__WHAT YOU NEED TO DO__: Write out all lines holding the word "notícias".

__INPUT RECORDS__:
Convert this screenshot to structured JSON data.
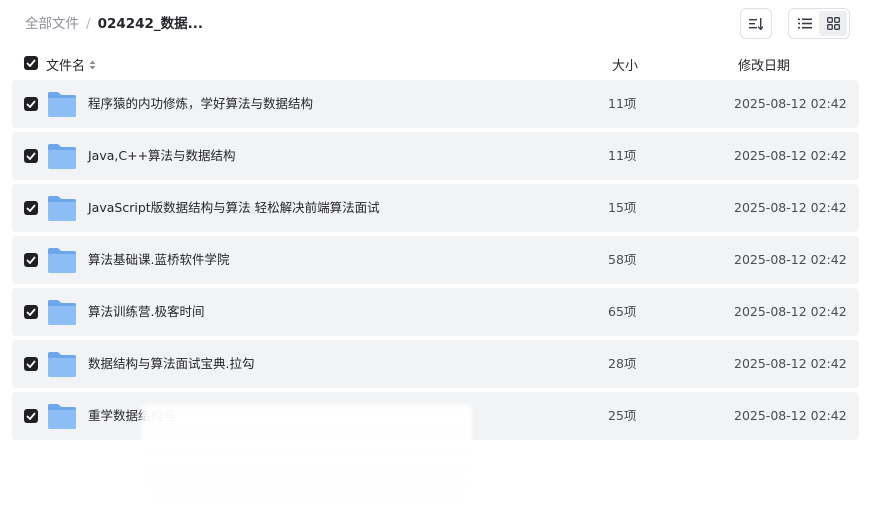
{
  "breadcrumb": {
    "root": "全部文件",
    "separator": "/",
    "current": "024242_数据..."
  },
  "toolbar": {
    "sort_icon": "sort-icon",
    "list_view_icon": "list-view-icon",
    "grid_view_icon": "grid-view-icon",
    "active_view": "list"
  },
  "columns": {
    "name": "文件名",
    "size": "大小",
    "date": "修改日期"
  },
  "files": [
    {
      "name": "程序猿的内功修炼，学好算法与数据结构",
      "size": "11项",
      "date": "2025-08-12 02:42",
      "checked": true
    },
    {
      "name": "Java,C++算法与数据结构",
      "size": "11项",
      "date": "2025-08-12 02:42",
      "checked": true
    },
    {
      "name": "JavaScript版数据结构与算法 轻松解决前端算法面试",
      "size": "15项",
      "date": "2025-08-12 02:42",
      "checked": true
    },
    {
      "name": "算法基础课.蓝桥软件学院",
      "size": "58项",
      "date": "2025-08-12 02:42",
      "checked": true
    },
    {
      "name": "算法训练营.极客时间",
      "size": "65项",
      "date": "2025-08-12 02:42",
      "checked": true
    },
    {
      "name": "数据结构与算法面试宝典.拉勾",
      "size": "28项",
      "date": "2025-08-12 02:42",
      "checked": true
    },
    {
      "name": "重学数据结构与",
      "size": "25项",
      "date": "2025-08-12 02:42",
      "checked": true
    }
  ],
  "colors": {
    "row_bg": "#f2f3f5",
    "checkbox": "#1f1f24",
    "folder": "#7fb2f0"
  }
}
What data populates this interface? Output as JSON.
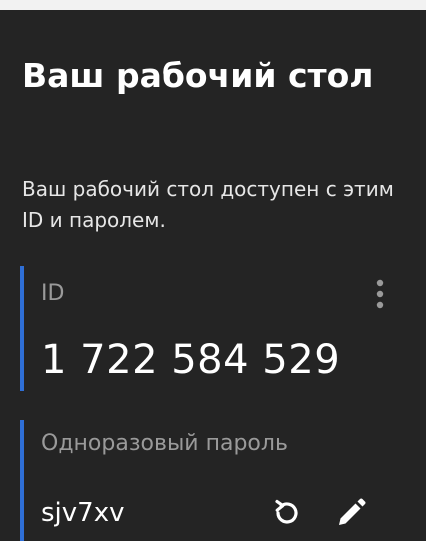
{
  "panel": {
    "title": "Ваш рабочий стол",
    "subtitle": "Ваш рабочий стол доступен с этим ID и паролем."
  },
  "id_field": {
    "label": "ID",
    "value": "1 722 584 529",
    "more_icon": "more-vertical-icon"
  },
  "otp_field": {
    "label": "Одноразовый пароль",
    "value": "sjv7xv",
    "refresh_icon": "refresh-icon",
    "edit_icon": "pencil-icon"
  },
  "colors": {
    "background": "#242424",
    "accent": "#2f6fd6",
    "text": "#ffffff",
    "muted": "#9a9a9a"
  }
}
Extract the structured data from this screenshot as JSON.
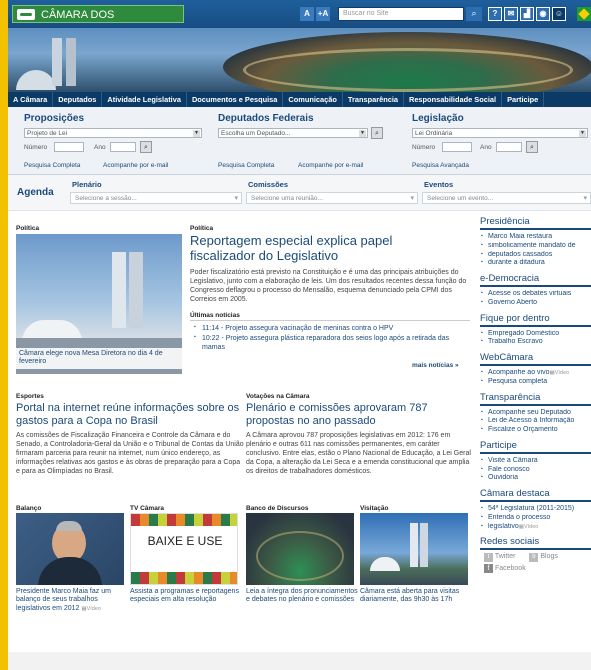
{
  "header": {
    "logo": "CÂMARA DOS DEPUTADOS",
    "font_smaller": "A",
    "font_larger": "+A",
    "search_placeholder": "Buscar no Site",
    "icons": [
      "help-icon",
      "mail-icon",
      "chart-icon",
      "rss-icon",
      "flag-icon"
    ],
    "help": "?"
  },
  "nav": [
    "A Câmara",
    "Deputados",
    "Atividade Legislativa",
    "Documentos e Pesquisa",
    "Comunicação",
    "Transparência",
    "Responsabilidade Social",
    "Participe"
  ],
  "panel": {
    "proposicoes": {
      "title": "Proposições",
      "select": "Projeto de Lei",
      "numero": "Número",
      "ano": "Ano",
      "link1": "Pesquisa Completa",
      "link2": "Acompanhe por e-mail"
    },
    "deputados": {
      "title": "Deputados Federais",
      "select": "Escolha um Deputado...",
      "link1": "Pesquisa Completa",
      "link2": "Acompanhe por e-mail"
    },
    "legislacao": {
      "title": "Legislação",
      "select": "Lei Ordinária",
      "numero": "Número",
      "ano": "Ano",
      "link1": "Pesquisa Avançada"
    }
  },
  "agenda": {
    "title": "Agenda",
    "plenario": "Plenário",
    "plenario_sel": "Selecione a sessão...",
    "comissoes": "Comissões",
    "comissoes_sel": "Selecione uma reunião...",
    "eventos": "Eventos",
    "eventos_sel": "Selecione um evento..."
  },
  "main": {
    "left_section": "Política",
    "photo_caption": "Câmara elege nova Mesa Diretora no dia 4 de fevereiro",
    "right_section": "Política",
    "headline": "Reportagem especial explica papel fiscalizador do Legislativo",
    "lead": "Poder fiscalizatório está previsto na Constituição e é uma das principais atribuições do Legislativo, junto com a elaboração de leis. Um dos resultados recentes dessa função do Congresso deflagrou o processo do Mensalão, esquema denunciado pela CPMI dos Correios em 2005.",
    "ultimas": "Últimas notícias",
    "news": [
      "11:14 - Projeto assegura vacinação de meninas contra o HPV",
      "10:22 - Projeto assegura plástica reparadora dos seios logo após a retirada das mamas"
    ],
    "more": "mais notícias »"
  },
  "stories": [
    {
      "section": "Esportes",
      "headline": "Portal na internet reúne informações sobre os gastos para a Copa no Brasil",
      "body": "As comissões de Fiscalização Financeira e Controle da Câmara e do Senado, a Controladoria-Geral da União e o Tribunal de Contas da União firmaram parceria para reunir na internet, num único endereço, as informações relativas aos gastos e às obras de preparação para a Copa e para as Olimpíadas no Brasil."
    },
    {
      "section": "Votações na Câmara",
      "headline": "Plenário e comissões aprovaram 787 propostas no ano passado",
      "body": "A Câmara aprovou 787 proposições legislativas em 2012: 176 em plenário e outras 611 nas comissões permanentes, em caráter conclusivo. Entre elas, estão o Plano Nacional de Educação, a Lei Geral da Copa, a alteração da Lei Seca e a emenda constitucional que amplia os direitos de trabalhadores domésticos."
    }
  ],
  "tiles": [
    {
      "section": "Balanço",
      "caption": "Presidente Marco Maia faz um balanço de seus trabalhos legislativos em 2012",
      "badge": "Vídeo"
    },
    {
      "section": "TV Câmara",
      "image_text": "BAIXE E USE",
      "caption": "Assista a programas e reportagens especiais em alta resolução"
    },
    {
      "section": "Banco de Discursos",
      "caption": "Leia a íntegra dos pronunciamentos e debates no plenário e comissões"
    },
    {
      "section": "Visitação",
      "caption": "Câmara está aberta para visitas diariamente, das 9h30 às 17h"
    }
  ],
  "sidebar": [
    {
      "title": "Presidência",
      "items": [
        "Marco Maia restaura",
        "simbolicamente mandato de",
        "deputados cassados",
        "durante a ditadura"
      ]
    },
    {
      "title": "e-Democracia",
      "items": [
        "Acesse os debates virtuais",
        "Governo Aberto"
      ]
    },
    {
      "title": "Fique por dentro",
      "items": [
        "Empregado Doméstico",
        "Trabalho Escravo"
      ]
    },
    {
      "title": "WebCâmara",
      "items": [
        "Acompanhe ao vivo",
        "Pesquisa completa"
      ],
      "badge": "Vídeo"
    },
    {
      "title": "Transparência",
      "items": [
        "Acompanhe seu Deputado",
        "Lei de Acesso à Informação",
        "Fiscalize o Orçamento"
      ]
    },
    {
      "title": "Participe",
      "items": [
        "Visite a Câmara",
        "Fale conosco",
        "Ouvidoria"
      ]
    },
    {
      "title": "Câmara destaca",
      "items": [
        "54ª Legislatura (2011-2015)",
        "Entenda o processo",
        "legislativo"
      ],
      "badge": "Vídeo"
    },
    {
      "title": "Redes sociais",
      "twitter": "Twitter",
      "blogs": "Blogs",
      "facebook": "Facebook"
    }
  ],
  "colors": {
    "navy": "#0c3a66",
    "link": "#1b4a7a",
    "yellow": "#f2c200",
    "green": "#2e8a3c"
  }
}
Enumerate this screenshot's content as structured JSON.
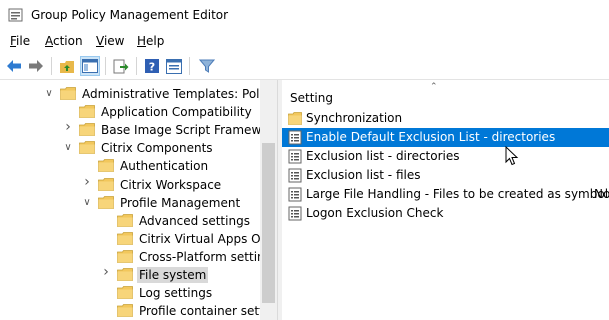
{
  "window": {
    "title": "Group Policy Management Editor"
  },
  "menu": [
    {
      "pre": "",
      "acc": "F",
      "post": "ile"
    },
    {
      "pre": "",
      "acc": "A",
      "post": "ction"
    },
    {
      "pre": "",
      "acc": "V",
      "post": "iew"
    },
    {
      "pre": "",
      "acc": "H",
      "post": "elp"
    }
  ],
  "toolbar": {
    "buttons": [
      "back-icon",
      "forward-icon",
      "up-folder-icon",
      "show-hide-tree-icon",
      "export-list-icon",
      "help-icon",
      "properties-icon",
      "filter-icon"
    ]
  },
  "tree": {
    "items": [
      {
        "label": "Administrative Templates: Policy",
        "expander": "expanded",
        "selected": false
      },
      {
        "label": "Application Compatibility",
        "expander": "none",
        "selected": false
      },
      {
        "label": "Base Image Script Framework",
        "expander": "collapsed",
        "selected": false
      },
      {
        "label": "Citrix Components",
        "expander": "expanded",
        "selected": false
      },
      {
        "label": "Authentication",
        "expander": "none",
        "selected": false
      },
      {
        "label": "Citrix Workspace",
        "expander": "collapsed",
        "selected": false
      },
      {
        "label": "Profile Management",
        "expander": "expanded",
        "selected": false
      },
      {
        "label": "Advanced settings",
        "expander": "none",
        "selected": false
      },
      {
        "label": "Citrix Virtual Apps Opti",
        "expander": "none",
        "selected": false
      },
      {
        "label": "Cross-Platform setting",
        "expander": "none",
        "selected": false
      },
      {
        "label": "File system",
        "expander": "collapsed",
        "selected": true
      },
      {
        "label": "Log settings",
        "expander": "none",
        "selected": false
      },
      {
        "label": "Profile container settin",
        "expander": "none",
        "selected": false
      }
    ]
  },
  "list": {
    "column_header": "Setting",
    "rows": [
      {
        "label": "Synchronization",
        "icon": "folder-icon",
        "selected": false,
        "state": ""
      },
      {
        "label": "Enable Default Exclusion List - directories",
        "icon": "policy-setting-icon",
        "selected": true,
        "state": ""
      },
      {
        "label": "Exclusion list - directories",
        "icon": "policy-setting-icon",
        "selected": false,
        "state": ""
      },
      {
        "label": "Exclusion list - files",
        "icon": "policy-setting-icon",
        "selected": false,
        "state": ""
      },
      {
        "label": "Large File Handling - Files to be created as symboli...",
        "icon": "policy-setting-icon",
        "selected": false,
        "state": "No"
      },
      {
        "label": "Logon Exclusion Check",
        "icon": "policy-setting-icon",
        "selected": false,
        "state": ""
      }
    ]
  },
  "colors": {
    "selection": "#0078d7",
    "tree_selection": "#d9d9d9",
    "folder": "#f2c75c"
  }
}
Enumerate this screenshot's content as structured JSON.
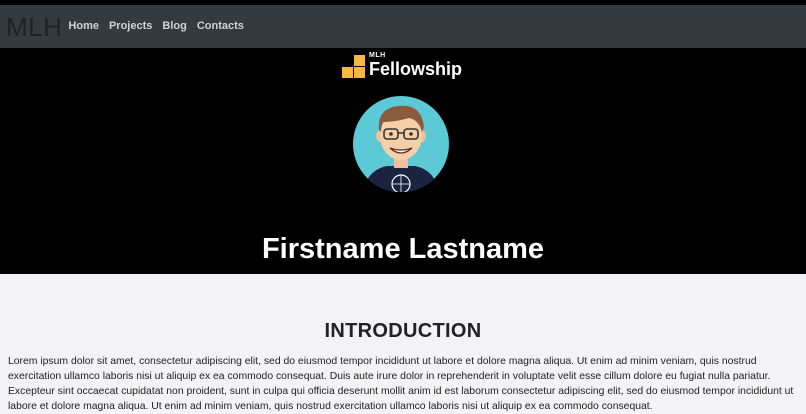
{
  "nav": {
    "brand": "MLH",
    "links": [
      "Home",
      "Projects",
      "Blog",
      "Contacts"
    ]
  },
  "hero": {
    "logo_small": "MLH",
    "logo_word": "Fellowship",
    "name": "Firstname Lastname"
  },
  "intro": {
    "title": "INTRODUCTION",
    "body": "Lorem ipsum dolor sit amet, consectetur adipiscing elit, sed do eiusmod tempor incididunt ut labore et dolore magna aliqua. Ut enim ad minim veniam, quis nostrud exercitation ullamco laboris nisi ut aliquip ex ea commodo consequat. Duis aute irure dolor in reprehenderit in voluptate velit esse cillum dolore eu fugiat nulla pariatur. Excepteur sint occaecat cupidatat non proident, sunt in culpa qui officia deserunt mollit anim id est laborum consectetur adipiscing elit, sed do eiusmod tempor incididunt ut labore et dolore magna aliqua. Ut enim ad minim veniam, quis nostrud exercitation ullamco laboris nisi ut aliquip ex ea commodo consequat."
  },
  "colors": {
    "navbar_bg": "#343a40",
    "hero_bg": "#000000",
    "page_bg": "#f3f3f5",
    "logo_orange": "#f4b942",
    "avatar_bg": "#5bc9d6"
  },
  "icons": {
    "logo_mark": "fellowship-blocks-icon",
    "avatar": "cartoon-avatar-image"
  }
}
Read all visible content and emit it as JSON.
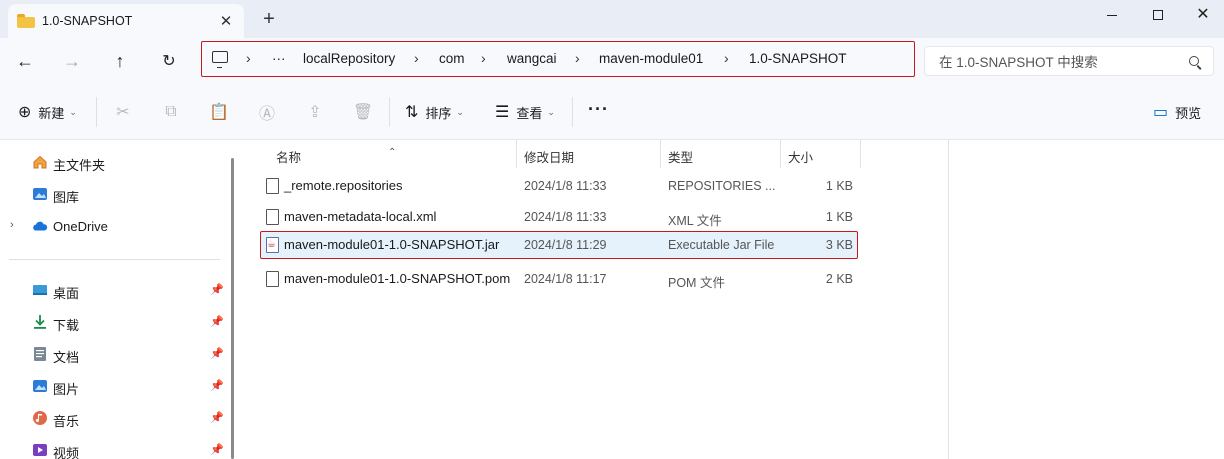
{
  "tab": {
    "title": "1.0-SNAPSHOT",
    "close": "✕",
    "new_tab": "+"
  },
  "window": {
    "close": "✕"
  },
  "nav": {
    "back": "←",
    "forward": "→",
    "up": "↑",
    "refresh": "↻"
  },
  "breadcrumb": [
    "···",
    "localRepository",
    "com",
    "wangcai",
    "maven-module01",
    "1.0-SNAPSHOT"
  ],
  "breadcrumb_sep": "›",
  "search": {
    "placeholder": "在 1.0-SNAPSHOT 中搜索"
  },
  "toolbar": {
    "new_label": "新建",
    "sort_label": "排序",
    "view_label": "查看",
    "more": "···",
    "preview_label": "预览"
  },
  "sidebar": {
    "pinned_top": [
      {
        "label": "主文件夹",
        "icon": "home-icon"
      },
      {
        "label": "图库",
        "icon": "gallery-icon"
      },
      {
        "label": "OneDrive",
        "icon": "cloud-icon"
      }
    ],
    "quick_access": [
      {
        "label": "桌面",
        "icon": "desktop-icon"
      },
      {
        "label": "下载",
        "icon": "download-icon"
      },
      {
        "label": "文档",
        "icon": "documents-icon"
      },
      {
        "label": "图片",
        "icon": "pictures-icon"
      },
      {
        "label": "音乐",
        "icon": "music-icon"
      },
      {
        "label": "视频",
        "icon": "videos-icon"
      }
    ]
  },
  "columns": {
    "name": "名称",
    "date": "修改日期",
    "type": "类型",
    "size": "大小"
  },
  "files": [
    {
      "name": "_remote.repositories",
      "date": "2024/1/8 11:33",
      "type": "REPOSITORIES ...",
      "size": "1 KB",
      "icon": "file-icon"
    },
    {
      "name": "maven-metadata-local.xml",
      "date": "2024/1/8 11:33",
      "type": "XML 文件",
      "size": "1 KB",
      "icon": "file-icon"
    },
    {
      "name": "maven-module01-1.0-SNAPSHOT.jar",
      "date": "2024/1/8 11:29",
      "type": "Executable Jar File",
      "size": "3 KB",
      "icon": "jar-file-icon"
    },
    {
      "name": "maven-module01-1.0-SNAPSHOT.pom",
      "date": "2024/1/8 11:17",
      "type": "POM 文件",
      "size": "2 KB",
      "icon": "file-icon"
    }
  ],
  "colors": {
    "highlight_outline": "#c8171f",
    "selected_row": "#e5f1fb",
    "accent": "#0067c0"
  }
}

__EXPECTED ANSWER__:
    "ultimas": "Últimas notícias",
    "more": "mais notícias »"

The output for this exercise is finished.